Testo estratto:
Il Primo Ministro serbo,
Vojislav Kostunica, è in
questi giorni in Europa
per discutere con i ministri
degli Esteri dei Paesi del
cosiddetto “Gruppo di contatto”,
fra cui c’è l’Italia,
della definitiva sistemazione
del Kosovo: piena indipendenza
o larga autonomia?
Al giornalista del Corriere
della Sera Franco Venturini,
che lo invitava ad essere
realista e a dare il Kosovo
per perso, Kostunica ha
risposto: «Perché la Serbia
dovrebbe essere smembrata?
Soltanto perché in una parte
del suo territorio (il 15% circa,
ndr) esiste una maggioranza
etnica albanese che
chiede l’indipendenza?
Vogliamo far passare questo
criterio ed applicarlo anche
ad altri? Qui si mettono in
discussione i princìpi fondamentali
dell’ordine internazionale
». Eh già, il punto - o
uno dei punti - della questione
kosovara è proprio questo.
Lasciamo pur perdere il
fatto che i serbi considerano
il Kosovo la culla storica
della loro Nazione (cosa giudicata
da Barbara Spinelli
una romanticheria priva di
senso, salvo poi trasformare
questa romanticheria in un
diritto intangibile quando la
stessa concezione riguarda
Israele rispetto alla Palestina),
certo è che il Kosovo fa
giuridicamente
(…) parte della Serbia da
molti secoli. Che diremmo e
faremmo noi se, per ipotesi,
un domani in Piemonte, a
causa di un’immigrazione
islamica tradizionalmente
fertile, si trovasse una forte
maggioranza musulmana
che, con la guerriglia e il terrorismo,
rivendicasse l’indipendenza?
Avremmo o no il
diritto di difendere quel
nostro territorio, anche con
le armi? Certamente sì. Perché
quel territorio non
appartiene solo agli ultimi
arrivati, per quanto divenuti
maggioranza, ma anche alle
generazioni passate che
quella terra l’hanno lavorata,
su quella terra hanno
sudato per farne quel che ne
han fatto, che per quella terra
sono morti, e quindi
anche ai loro figli, pur se
diventati minoranza.
Il diritto all’autodeterminazione
dei popoli, sacrosanto,
vale per le genti che si trovano
da sempre su un territorio
che porta il loro nome (i
curdi, i ceceni) e che è occupato
da potenze straniere,
non per i flussi migratori. Il
Kosovo si trovava in questa
situazione quando la Jugoslavia
fu aggredita dalla
NATO nel 1999 col pretesto
dell’“emergenza umanitaria”
e della “pulizia etnica”

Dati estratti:
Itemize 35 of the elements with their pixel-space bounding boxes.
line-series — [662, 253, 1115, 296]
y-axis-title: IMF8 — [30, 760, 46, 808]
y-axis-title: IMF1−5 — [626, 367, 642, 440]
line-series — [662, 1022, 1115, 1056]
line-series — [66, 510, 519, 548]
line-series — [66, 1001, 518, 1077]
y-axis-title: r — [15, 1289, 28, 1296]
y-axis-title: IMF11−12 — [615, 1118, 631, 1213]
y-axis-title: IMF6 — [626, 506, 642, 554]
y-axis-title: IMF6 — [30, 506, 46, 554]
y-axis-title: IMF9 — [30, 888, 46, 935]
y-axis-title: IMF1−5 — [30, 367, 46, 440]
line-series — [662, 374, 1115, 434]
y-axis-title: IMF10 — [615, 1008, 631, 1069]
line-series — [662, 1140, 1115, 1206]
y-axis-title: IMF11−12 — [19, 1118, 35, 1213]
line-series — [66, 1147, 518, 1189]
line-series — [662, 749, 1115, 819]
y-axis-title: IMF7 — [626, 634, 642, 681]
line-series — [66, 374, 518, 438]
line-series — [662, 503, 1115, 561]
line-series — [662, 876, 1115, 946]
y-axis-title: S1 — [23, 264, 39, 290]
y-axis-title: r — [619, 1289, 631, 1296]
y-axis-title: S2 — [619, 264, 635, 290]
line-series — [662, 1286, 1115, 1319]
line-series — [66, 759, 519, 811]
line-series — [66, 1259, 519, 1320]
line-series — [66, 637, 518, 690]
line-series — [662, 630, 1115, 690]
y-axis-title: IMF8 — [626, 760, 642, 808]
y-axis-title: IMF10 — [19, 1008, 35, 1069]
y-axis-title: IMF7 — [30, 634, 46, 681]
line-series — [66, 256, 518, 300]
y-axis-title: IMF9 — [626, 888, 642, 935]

Esercizio: Ripeti parola per parola il passo del testo sul Kosovo da "Vogliamo far passare" a "è proprio questo.". Questi dati provengono da una fonte diversa.

Soluzione:
Vogliamo far passare questo
criterio ed applicarlo anche
ad altri? Qui si mettono in
discussione i princìpi fondamentali
dell’ordine internazionale
». Eh già, il punto - o
uno dei punti - della questione
kosovara è proprio questo.